* Start Input rows *
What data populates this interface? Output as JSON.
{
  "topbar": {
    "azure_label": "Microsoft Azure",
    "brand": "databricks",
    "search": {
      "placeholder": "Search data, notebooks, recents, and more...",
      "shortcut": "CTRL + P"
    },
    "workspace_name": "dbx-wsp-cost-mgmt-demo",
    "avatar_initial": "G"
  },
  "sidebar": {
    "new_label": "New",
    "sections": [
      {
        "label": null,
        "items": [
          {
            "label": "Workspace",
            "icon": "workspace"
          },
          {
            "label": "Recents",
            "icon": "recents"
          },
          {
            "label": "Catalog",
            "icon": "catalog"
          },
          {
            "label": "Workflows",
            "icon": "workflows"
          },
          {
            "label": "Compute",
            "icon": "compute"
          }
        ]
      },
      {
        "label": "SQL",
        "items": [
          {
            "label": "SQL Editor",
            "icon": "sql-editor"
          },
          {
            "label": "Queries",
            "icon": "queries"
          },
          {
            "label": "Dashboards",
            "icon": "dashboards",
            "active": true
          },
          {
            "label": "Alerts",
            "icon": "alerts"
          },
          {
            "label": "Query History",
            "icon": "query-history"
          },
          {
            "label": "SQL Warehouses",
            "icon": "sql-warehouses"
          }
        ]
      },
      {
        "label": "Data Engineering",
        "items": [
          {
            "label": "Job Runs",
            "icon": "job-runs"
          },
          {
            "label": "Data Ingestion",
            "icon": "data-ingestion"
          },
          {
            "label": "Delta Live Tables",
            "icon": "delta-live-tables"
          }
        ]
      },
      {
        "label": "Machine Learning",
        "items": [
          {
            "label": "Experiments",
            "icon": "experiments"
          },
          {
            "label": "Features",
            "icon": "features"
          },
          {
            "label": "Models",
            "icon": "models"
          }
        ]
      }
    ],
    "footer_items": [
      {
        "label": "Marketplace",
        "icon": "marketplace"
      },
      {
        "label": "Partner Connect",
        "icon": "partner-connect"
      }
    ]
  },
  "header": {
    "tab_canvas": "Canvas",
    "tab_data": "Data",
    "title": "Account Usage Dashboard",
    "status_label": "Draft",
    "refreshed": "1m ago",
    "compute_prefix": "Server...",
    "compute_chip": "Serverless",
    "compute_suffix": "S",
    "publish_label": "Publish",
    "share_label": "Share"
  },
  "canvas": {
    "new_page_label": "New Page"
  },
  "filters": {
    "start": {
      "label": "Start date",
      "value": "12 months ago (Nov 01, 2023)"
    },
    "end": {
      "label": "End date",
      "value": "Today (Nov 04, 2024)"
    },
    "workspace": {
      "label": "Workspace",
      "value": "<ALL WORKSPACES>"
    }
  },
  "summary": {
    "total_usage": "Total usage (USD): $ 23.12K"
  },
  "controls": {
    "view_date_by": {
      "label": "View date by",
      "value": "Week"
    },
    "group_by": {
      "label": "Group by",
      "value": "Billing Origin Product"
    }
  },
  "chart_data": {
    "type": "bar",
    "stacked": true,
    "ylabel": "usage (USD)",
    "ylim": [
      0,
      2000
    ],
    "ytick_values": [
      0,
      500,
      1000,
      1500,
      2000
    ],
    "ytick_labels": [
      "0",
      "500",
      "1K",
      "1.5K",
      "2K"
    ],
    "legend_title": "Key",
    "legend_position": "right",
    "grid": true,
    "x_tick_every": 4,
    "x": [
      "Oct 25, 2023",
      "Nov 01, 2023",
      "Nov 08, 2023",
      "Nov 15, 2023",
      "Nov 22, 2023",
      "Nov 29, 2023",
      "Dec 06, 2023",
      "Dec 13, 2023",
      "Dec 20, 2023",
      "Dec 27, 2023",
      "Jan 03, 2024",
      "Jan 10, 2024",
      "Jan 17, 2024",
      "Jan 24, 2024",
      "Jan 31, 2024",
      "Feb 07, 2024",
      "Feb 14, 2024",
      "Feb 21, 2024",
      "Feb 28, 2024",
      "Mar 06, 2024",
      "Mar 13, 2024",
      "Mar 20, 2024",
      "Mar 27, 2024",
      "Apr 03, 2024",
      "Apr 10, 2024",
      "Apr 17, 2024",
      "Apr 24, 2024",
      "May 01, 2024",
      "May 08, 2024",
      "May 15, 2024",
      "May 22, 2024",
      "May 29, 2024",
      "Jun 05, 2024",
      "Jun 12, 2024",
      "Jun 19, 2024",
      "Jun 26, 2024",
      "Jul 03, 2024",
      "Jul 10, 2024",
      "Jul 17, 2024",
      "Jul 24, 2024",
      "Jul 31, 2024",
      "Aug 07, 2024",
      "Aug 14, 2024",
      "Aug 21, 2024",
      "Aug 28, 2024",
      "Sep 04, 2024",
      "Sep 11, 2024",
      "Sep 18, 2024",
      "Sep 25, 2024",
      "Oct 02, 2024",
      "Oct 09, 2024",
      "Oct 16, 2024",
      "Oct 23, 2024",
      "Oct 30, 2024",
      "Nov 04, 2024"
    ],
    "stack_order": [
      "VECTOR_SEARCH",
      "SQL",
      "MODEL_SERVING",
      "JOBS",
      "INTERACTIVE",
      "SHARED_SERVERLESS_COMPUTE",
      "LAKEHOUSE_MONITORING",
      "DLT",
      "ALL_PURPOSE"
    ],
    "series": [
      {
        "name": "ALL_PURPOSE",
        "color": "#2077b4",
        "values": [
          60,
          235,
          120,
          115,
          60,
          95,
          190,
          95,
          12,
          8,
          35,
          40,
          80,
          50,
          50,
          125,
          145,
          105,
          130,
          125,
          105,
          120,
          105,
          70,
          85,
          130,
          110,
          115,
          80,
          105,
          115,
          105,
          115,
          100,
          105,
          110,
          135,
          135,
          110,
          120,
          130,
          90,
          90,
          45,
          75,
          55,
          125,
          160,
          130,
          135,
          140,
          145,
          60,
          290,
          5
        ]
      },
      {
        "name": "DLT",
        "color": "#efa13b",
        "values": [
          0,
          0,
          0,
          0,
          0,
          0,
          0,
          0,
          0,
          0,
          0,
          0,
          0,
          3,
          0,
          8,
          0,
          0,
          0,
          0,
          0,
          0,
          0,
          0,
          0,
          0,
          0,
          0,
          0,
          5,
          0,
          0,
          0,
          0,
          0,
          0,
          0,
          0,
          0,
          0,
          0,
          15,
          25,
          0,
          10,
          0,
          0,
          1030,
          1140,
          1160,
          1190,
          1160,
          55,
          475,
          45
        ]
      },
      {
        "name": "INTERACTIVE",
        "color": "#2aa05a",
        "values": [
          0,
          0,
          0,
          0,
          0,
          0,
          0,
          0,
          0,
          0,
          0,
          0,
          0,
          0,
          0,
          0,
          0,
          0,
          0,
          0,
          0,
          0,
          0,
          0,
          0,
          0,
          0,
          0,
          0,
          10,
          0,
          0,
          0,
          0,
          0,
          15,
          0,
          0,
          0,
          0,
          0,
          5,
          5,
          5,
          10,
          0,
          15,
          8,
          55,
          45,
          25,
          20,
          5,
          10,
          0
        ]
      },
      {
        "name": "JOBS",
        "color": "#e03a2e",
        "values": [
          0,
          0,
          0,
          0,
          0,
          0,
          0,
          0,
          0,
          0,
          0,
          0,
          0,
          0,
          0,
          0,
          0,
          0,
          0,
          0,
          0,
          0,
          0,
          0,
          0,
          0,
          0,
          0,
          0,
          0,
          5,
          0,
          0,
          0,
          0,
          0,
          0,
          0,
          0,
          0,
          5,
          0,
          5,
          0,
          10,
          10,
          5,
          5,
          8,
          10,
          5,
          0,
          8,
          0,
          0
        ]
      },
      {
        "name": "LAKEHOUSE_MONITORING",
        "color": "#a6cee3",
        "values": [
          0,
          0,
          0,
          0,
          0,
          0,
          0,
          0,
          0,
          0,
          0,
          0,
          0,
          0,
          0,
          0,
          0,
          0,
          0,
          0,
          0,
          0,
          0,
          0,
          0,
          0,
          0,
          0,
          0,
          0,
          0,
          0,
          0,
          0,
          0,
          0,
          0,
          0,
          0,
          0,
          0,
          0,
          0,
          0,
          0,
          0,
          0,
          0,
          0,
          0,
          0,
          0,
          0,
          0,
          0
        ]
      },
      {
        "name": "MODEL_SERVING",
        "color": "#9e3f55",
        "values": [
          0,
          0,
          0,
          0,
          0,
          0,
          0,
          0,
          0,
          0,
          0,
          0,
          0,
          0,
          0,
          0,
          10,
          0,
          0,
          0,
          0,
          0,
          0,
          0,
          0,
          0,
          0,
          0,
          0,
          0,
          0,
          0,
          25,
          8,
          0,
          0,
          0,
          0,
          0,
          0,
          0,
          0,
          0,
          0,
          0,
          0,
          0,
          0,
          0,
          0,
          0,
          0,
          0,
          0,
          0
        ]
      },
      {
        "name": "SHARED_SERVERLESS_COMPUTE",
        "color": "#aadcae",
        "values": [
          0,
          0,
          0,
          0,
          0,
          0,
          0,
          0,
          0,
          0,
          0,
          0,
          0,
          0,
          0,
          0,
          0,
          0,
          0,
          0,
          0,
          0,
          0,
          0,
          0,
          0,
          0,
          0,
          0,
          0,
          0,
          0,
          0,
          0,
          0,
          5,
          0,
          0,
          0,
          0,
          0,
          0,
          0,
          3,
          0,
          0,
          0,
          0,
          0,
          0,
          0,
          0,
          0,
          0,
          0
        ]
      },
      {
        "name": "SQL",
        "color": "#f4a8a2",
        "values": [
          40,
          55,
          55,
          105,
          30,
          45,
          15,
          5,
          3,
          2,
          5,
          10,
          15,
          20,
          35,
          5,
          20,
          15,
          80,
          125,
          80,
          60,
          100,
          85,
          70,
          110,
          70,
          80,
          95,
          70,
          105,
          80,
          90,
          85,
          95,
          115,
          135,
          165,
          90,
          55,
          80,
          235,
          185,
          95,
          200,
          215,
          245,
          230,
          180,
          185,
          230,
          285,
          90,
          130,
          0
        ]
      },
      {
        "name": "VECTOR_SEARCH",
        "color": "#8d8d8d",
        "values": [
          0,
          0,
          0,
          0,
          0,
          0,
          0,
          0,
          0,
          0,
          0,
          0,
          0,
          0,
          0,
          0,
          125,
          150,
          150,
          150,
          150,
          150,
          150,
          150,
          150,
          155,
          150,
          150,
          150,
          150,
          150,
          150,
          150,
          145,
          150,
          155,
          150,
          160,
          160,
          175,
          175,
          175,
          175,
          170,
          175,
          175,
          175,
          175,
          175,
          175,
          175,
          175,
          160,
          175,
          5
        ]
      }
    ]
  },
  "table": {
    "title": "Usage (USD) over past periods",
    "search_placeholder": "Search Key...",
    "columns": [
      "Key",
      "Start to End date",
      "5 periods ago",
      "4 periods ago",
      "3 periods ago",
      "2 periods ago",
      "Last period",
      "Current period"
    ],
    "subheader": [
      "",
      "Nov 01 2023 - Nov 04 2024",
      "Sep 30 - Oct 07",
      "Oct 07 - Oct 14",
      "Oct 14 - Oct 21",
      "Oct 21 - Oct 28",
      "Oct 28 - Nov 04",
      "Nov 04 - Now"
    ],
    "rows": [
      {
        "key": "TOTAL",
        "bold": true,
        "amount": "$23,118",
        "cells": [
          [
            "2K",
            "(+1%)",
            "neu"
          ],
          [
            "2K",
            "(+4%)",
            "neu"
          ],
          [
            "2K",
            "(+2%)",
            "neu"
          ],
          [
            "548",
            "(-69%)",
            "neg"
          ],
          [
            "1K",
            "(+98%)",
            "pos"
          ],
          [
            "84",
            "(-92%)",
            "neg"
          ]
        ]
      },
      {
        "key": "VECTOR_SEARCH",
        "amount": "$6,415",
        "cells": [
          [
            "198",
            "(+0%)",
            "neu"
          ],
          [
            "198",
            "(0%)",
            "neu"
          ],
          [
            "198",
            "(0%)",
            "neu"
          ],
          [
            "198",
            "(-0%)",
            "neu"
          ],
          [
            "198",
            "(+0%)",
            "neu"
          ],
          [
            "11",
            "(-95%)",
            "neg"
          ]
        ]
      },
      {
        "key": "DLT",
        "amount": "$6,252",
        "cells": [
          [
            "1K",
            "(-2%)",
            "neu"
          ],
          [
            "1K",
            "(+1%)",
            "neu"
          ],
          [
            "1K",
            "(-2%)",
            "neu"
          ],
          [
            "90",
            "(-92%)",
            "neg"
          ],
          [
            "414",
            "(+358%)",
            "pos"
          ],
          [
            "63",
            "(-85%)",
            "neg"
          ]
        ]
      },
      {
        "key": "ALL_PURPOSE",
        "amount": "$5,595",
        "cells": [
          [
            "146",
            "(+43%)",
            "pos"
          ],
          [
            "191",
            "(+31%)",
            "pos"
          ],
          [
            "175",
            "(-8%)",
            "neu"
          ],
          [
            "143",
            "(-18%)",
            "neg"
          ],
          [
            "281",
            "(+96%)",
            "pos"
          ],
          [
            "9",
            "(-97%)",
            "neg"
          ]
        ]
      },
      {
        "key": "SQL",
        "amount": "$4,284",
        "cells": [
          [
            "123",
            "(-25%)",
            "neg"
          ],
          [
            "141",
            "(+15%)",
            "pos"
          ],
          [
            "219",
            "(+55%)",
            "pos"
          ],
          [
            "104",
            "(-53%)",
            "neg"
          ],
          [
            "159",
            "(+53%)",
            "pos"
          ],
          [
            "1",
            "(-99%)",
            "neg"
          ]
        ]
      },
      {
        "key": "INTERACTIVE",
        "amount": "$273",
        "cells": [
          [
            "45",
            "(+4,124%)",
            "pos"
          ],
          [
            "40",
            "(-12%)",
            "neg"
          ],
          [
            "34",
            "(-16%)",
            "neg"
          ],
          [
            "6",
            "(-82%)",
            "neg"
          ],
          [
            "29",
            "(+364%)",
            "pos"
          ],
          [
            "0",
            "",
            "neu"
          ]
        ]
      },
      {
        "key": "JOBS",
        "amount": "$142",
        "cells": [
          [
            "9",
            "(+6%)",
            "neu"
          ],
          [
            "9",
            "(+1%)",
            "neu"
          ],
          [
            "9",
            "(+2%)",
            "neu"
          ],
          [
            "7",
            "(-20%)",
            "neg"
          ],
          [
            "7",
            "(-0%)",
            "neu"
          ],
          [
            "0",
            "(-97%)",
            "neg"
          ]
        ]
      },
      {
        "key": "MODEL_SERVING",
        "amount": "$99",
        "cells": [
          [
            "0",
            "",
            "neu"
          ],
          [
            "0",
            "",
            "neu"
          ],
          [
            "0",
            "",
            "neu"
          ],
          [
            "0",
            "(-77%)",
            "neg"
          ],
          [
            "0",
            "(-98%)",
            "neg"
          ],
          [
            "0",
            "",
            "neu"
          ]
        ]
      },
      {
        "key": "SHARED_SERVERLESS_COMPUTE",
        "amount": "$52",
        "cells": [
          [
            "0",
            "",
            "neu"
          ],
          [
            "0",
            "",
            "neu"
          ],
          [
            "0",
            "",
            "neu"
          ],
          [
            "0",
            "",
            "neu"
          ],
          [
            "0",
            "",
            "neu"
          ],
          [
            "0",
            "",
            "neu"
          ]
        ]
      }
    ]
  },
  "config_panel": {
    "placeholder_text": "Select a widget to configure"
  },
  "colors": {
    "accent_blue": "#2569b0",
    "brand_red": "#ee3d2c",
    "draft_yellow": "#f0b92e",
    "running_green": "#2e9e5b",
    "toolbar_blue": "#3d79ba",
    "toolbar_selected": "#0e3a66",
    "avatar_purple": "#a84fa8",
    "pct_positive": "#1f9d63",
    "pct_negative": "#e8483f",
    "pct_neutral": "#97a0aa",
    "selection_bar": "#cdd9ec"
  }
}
* End Input rows *
» Task statement:
Copy the lines from the entries above in which the word "periods" appears.

» Answer below:
    "title": "Usage (USD) over past periods",
      "5 periods ago",
      "4 periods ago",
      "3 periods ago",
      "2 periods ago",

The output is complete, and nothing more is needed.